--- Listed entries ---

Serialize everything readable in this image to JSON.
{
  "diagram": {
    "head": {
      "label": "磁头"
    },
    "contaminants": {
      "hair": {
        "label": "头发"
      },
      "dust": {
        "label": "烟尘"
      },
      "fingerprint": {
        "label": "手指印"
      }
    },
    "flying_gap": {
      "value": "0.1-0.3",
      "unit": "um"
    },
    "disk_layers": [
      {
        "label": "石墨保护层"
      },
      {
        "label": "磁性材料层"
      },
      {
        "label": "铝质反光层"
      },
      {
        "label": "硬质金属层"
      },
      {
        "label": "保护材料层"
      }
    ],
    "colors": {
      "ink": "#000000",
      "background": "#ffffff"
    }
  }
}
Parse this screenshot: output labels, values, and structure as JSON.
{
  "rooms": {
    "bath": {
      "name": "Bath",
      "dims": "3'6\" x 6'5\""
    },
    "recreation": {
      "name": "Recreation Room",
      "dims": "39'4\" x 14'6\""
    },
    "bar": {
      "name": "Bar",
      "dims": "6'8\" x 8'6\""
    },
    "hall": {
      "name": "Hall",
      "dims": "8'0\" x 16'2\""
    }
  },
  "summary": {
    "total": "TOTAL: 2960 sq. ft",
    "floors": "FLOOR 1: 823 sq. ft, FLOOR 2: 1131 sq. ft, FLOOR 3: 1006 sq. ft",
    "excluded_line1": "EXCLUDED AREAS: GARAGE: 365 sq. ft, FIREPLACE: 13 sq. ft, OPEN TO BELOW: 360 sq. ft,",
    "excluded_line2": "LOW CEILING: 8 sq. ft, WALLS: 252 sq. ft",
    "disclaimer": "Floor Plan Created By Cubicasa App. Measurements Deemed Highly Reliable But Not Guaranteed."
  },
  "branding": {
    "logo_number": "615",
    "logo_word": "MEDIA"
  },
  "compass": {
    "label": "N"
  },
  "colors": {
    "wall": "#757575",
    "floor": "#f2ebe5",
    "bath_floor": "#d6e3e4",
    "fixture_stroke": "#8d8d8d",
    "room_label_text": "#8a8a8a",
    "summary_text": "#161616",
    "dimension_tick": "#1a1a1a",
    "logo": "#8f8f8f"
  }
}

---

Problem requirements: Exactly as written, give again every line from the one containing "Parse this screenshot: output" through the last line of the material above, and no other lines.

Right answer:
Parse this screenshot: output labels, values, and structure as JSON.
{
  "rooms": {
    "bath": {
      "name": "Bath",
      "dims": "3'6\" x 6'5\""
    },
    "recreation": {
      "name": "Recreation Room",
      "dims": "39'4\" x 14'6\""
    },
    "bar": {
      "name": "Bar",
      "dims": "6'8\" x 8'6\""
    },
    "hall": {
      "name": "Hall",
      "dims": "8'0\" x 16'2\""
    }
  },
  "summary": {
    "total": "TOTAL: 2960 sq. ft",
    "floors": "FLOOR 1: 823 sq. ft, FLOOR 2: 1131 sq. ft, FLOOR 3: 1006 sq. ft",
    "excluded_line1": "EXCLUDED AREAS: GARAGE: 365 sq. ft, FIREPLACE: 13 sq. ft, OPEN TO BELOW: 360 sq. ft,",
    "excluded_line2": "LOW CEILING: 8 sq. ft, WALLS: 252 sq. ft",
    "disclaimer": "Floor Plan Created By Cubicasa App. Measurements Deemed Highly Reliable But Not Guaranteed."
  },
  "branding": {
    "logo_number": "615",
    "logo_word": "MEDIA"
  },
  "compass": {
    "label": "N"
  },
  "colors": {
    "wall": "#757575",
    "floor": "#f2ebe5",
    "bath_floor": "#d6e3e4",
    "fixture_stroke": "#8d8d8d",
    "room_label_text": "#8a8a8a",
    "summary_text": "#161616",
    "dimension_tick": "#1a1a1a",
    "logo": "#8f8f8f"
  }
}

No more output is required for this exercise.